*DESCRIPTION OF THE TASK:* Extract every record, keeping each one exactly as it is.

Extracts from a graphics dataset
━━━

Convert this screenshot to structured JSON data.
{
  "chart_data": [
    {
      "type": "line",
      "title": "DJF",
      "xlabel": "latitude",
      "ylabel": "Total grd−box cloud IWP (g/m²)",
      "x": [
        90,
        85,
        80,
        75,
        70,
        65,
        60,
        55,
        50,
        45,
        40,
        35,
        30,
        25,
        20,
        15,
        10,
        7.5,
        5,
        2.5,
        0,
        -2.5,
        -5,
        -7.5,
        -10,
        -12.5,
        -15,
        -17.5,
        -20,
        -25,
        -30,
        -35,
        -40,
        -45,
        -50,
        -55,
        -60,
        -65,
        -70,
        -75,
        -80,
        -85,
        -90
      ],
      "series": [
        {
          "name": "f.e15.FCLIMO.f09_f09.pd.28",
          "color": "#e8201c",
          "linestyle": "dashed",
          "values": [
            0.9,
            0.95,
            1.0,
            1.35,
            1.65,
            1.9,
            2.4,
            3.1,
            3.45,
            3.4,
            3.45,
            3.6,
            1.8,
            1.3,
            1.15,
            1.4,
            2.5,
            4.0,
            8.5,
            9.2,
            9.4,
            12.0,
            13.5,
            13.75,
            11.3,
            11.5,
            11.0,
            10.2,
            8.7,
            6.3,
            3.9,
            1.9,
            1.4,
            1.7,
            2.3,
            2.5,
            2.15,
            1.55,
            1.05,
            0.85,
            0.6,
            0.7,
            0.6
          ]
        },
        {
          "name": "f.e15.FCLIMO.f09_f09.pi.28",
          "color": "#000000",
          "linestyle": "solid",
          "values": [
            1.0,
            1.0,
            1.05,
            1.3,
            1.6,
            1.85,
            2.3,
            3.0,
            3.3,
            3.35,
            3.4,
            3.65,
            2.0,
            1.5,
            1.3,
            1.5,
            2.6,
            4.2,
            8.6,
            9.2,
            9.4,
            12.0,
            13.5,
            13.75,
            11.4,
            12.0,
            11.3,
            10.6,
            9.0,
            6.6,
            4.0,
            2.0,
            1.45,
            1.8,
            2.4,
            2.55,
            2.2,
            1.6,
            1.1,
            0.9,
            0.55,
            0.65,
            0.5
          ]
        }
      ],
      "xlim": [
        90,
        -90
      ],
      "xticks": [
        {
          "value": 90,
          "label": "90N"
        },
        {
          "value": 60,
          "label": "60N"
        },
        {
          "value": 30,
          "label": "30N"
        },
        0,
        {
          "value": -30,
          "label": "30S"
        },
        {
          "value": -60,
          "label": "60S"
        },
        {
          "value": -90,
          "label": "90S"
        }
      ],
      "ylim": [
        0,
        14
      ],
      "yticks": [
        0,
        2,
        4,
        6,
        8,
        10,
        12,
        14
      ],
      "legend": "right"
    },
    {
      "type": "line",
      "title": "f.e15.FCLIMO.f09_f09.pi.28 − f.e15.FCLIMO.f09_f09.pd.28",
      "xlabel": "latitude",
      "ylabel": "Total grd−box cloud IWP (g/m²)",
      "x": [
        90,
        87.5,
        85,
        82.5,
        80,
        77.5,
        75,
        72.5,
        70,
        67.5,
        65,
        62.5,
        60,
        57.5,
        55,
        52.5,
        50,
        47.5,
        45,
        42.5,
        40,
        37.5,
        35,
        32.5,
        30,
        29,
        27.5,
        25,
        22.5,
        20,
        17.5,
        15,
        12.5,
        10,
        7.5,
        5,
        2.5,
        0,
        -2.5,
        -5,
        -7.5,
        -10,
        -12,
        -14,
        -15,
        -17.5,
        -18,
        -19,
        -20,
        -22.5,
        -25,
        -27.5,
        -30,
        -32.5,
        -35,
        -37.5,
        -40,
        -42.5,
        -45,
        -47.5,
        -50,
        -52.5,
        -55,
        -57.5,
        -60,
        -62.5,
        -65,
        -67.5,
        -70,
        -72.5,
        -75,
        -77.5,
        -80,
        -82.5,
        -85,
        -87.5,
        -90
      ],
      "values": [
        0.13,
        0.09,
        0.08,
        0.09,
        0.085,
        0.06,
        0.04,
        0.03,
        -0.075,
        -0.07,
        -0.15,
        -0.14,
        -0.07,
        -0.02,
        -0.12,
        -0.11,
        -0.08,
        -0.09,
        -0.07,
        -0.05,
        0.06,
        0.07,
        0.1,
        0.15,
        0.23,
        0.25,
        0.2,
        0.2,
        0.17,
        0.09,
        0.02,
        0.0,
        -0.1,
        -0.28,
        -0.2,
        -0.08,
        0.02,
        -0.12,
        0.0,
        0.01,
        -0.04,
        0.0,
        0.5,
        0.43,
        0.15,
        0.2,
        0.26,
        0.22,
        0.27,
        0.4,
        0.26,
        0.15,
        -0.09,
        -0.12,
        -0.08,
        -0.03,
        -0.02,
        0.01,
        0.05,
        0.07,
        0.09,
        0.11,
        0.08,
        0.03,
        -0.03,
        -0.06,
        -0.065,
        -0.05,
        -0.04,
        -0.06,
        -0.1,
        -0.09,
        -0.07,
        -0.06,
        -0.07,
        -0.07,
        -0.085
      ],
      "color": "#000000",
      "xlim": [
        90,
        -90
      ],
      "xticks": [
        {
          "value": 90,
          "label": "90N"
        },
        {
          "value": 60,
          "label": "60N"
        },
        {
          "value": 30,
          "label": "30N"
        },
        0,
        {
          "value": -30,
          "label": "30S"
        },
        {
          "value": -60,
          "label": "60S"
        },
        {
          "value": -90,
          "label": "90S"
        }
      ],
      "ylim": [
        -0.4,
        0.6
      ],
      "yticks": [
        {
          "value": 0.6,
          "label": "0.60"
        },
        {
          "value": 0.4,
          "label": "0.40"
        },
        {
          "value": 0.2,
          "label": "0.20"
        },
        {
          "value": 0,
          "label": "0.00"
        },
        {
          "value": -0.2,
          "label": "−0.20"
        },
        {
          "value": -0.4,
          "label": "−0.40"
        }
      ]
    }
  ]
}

━━━

*ANSWER FOR THE TASK:*
Convert this screenshot to structured JSON data.
{
  "chart_data": [
    {
      "type": "line",
      "title": "DJF",
      "xlabel": "latitude",
      "ylabel": "Total grd−box cloud IWP (g/m²)",
      "x": [
        90,
        85,
        80,
        75,
        70,
        65,
        60,
        55,
        50,
        45,
        40,
        35,
        30,
        25,
        20,
        15,
        10,
        7.5,
        5,
        2.5,
        0,
        -2.5,
        -5,
        -7.5,
        -10,
        -12.5,
        -15,
        -17.5,
        -20,
        -25,
        -30,
        -35,
        -40,
        -45,
        -50,
        -55,
        -60,
        -65,
        -70,
        -75,
        -80,
        -85,
        -90
      ],
      "series": [
        {
          "name": "f.e15.FCLIMO.f09_f09.pd.28",
          "color": "#e8201c",
          "linestyle": "dashed",
          "values": [
            0.9,
            0.95,
            1.0,
            1.35,
            1.65,
            1.9,
            2.4,
            3.1,
            3.45,
            3.4,
            3.45,
            3.6,
            1.8,
            1.3,
            1.15,
            1.4,
            2.5,
            4.0,
            8.5,
            9.2,
            9.4,
            12.0,
            13.5,
            13.75,
            11.3,
            11.5,
            11.0,
            10.2,
            8.7,
            6.3,
            3.9,
            1.9,
            1.4,
            1.7,
            2.3,
            2.5,
            2.15,
            1.55,
            1.05,
            0.85,
            0.6,
            0.7,
            0.6
          ]
        },
        {
          "name": "f.e15.FCLIMO.f09_f09.pi.28",
          "color": "#000000",
          "linestyle": "solid",
          "values": [
            1.0,
            1.0,
            1.05,
            1.3,
            1.6,
            1.85,
            2.3,
            3.0,
            3.3,
            3.35,
            3.4,
            3.65,
            2.0,
            1.5,
            1.3,
            1.5,
            2.6,
            4.2,
            8.6,
            9.2,
            9.4,
            12.0,
            13.5,
            13.75,
            11.4,
            12.0,
            11.3,
            10.6,
            9.0,
            6.6,
            4.0,
            2.0,
            1.45,
            1.8,
            2.4,
            2.55,
            2.2,
            1.6,
            1.1,
            0.9,
            0.55,
            0.65,
            0.5
          ]
        }
      ],
      "xlim": [
        90,
        -90
      ],
      "xticks": [
        {
          "value": 90,
          "label": "90N"
        },
        {
          "value": 60,
          "label": "60N"
        },
        {
          "value": 30,
          "label": "30N"
        },
        0,
        {
          "value": -30,
          "label": "30S"
        },
        {
          "value": -60,
          "label": "60S"
        },
        {
          "value": -90,
          "label": "90S"
        }
      ],
      "ylim": [
        0,
        14
      ],
      "yticks": [
        0,
        2,
        4,
        6,
        8,
        10,
        12,
        14
      ],
      "legend": "right"
    },
    {
      "type": "line",
      "title": "f.e15.FCLIMO.f09_f09.pi.28 − f.e15.FCLIMO.f09_f09.pd.28",
      "xlabel": "latitude",
      "ylabel": "Total grd−box cloud IWP (g/m²)",
      "x": [
        90,
        87.5,
        85,
        82.5,
        80,
        77.5,
        75,
        72.5,
        70,
        67.5,
        65,
        62.5,
        60,
        57.5,
        55,
        52.5,
        50,
        47.5,
        45,
        42.5,
        40,
        37.5,
        35,
        32.5,
        30,
        29,
        27.5,
        25,
        22.5,
        20,
        17.5,
        15,
        12.5,
        10,
        7.5,
        5,
        2.5,
        0,
        -2.5,
        -5,
        -7.5,
        -10,
        -12,
        -14,
        -15,
        -17.5,
        -18,
        -19,
        -20,
        -22.5,
        -25,
        -27.5,
        -30,
        -32.5,
        -35,
        -37.5,
        -40,
        -42.5,
        -45,
        -47.5,
        -50,
        -52.5,
        -55,
        -57.5,
        -60,
        -62.5,
        -65,
        -67.5,
        -70,
        -72.5,
        -75,
        -77.5,
        -80,
        -82.5,
        -85,
        -87.5,
        -90
      ],
      "values": [
        0.13,
        0.09,
        0.08,
        0.09,
        0.085,
        0.06,
        0.04,
        0.03,
        -0.075,
        -0.07,
        -0.15,
        -0.14,
        -0.07,
        -0.02,
        -0.12,
        -0.11,
        -0.08,
        -0.09,
        -0.07,
        -0.05,
        0.06,
        0.07,
        0.1,
        0.15,
        0.23,
        0.25,
        0.2,
        0.2,
        0.17,
        0.09,
        0.02,
        0.0,
        -0.1,
        -0.28,
        -0.2,
        -0.08,
        0.02,
        -0.12,
        0.0,
        0.01,
        -0.04,
        0.0,
        0.5,
        0.43,
        0.15,
        0.2,
        0.26,
        0.22,
        0.27,
        0.4,
        0.26,
        0.15,
        -0.09,
        -0.12,
        -0.08,
        -0.03,
        -0.02,
        0.01,
        0.05,
        0.07,
        0.09,
        0.11,
        0.08,
        0.03,
        -0.03,
        -0.06,
        -0.065,
        -0.05,
        -0.04,
        -0.06,
        -0.1,
        -0.09,
        -0.07,
        -0.06,
        -0.07,
        -0.07,
        -0.085
      ],
      "color": "#000000",
      "xlim": [
        90,
        -90
      ],
      "xticks": [
        {
          "value": 90,
          "label": "90N"
        },
        {
          "value": 60,
          "label": "60N"
        },
        {
          "value": 30,
          "label": "30N"
        },
        0,
        {
          "value": -30,
          "label": "30S"
        },
        {
          "value": -60,
          "label": "60S"
        },
        {
          "value": -90,
          "label": "90S"
        }
      ],
      "ylim": [
        -0.4,
        0.6
      ],
      "yticks": [
        {
          "value": 0.6,
          "label": "0.60"
        },
        {
          "value": 0.4,
          "label": "0.40"
        },
        {
          "value": 0.2,
          "label": "0.20"
        },
        {
          "value": 0,
          "label": "0.00"
        },
        {
          "value": -0.2,
          "label": "−0.20"
        },
        {
          "value": -0.4,
          "label": "−0.40"
        }
      ]
    }
  ]
}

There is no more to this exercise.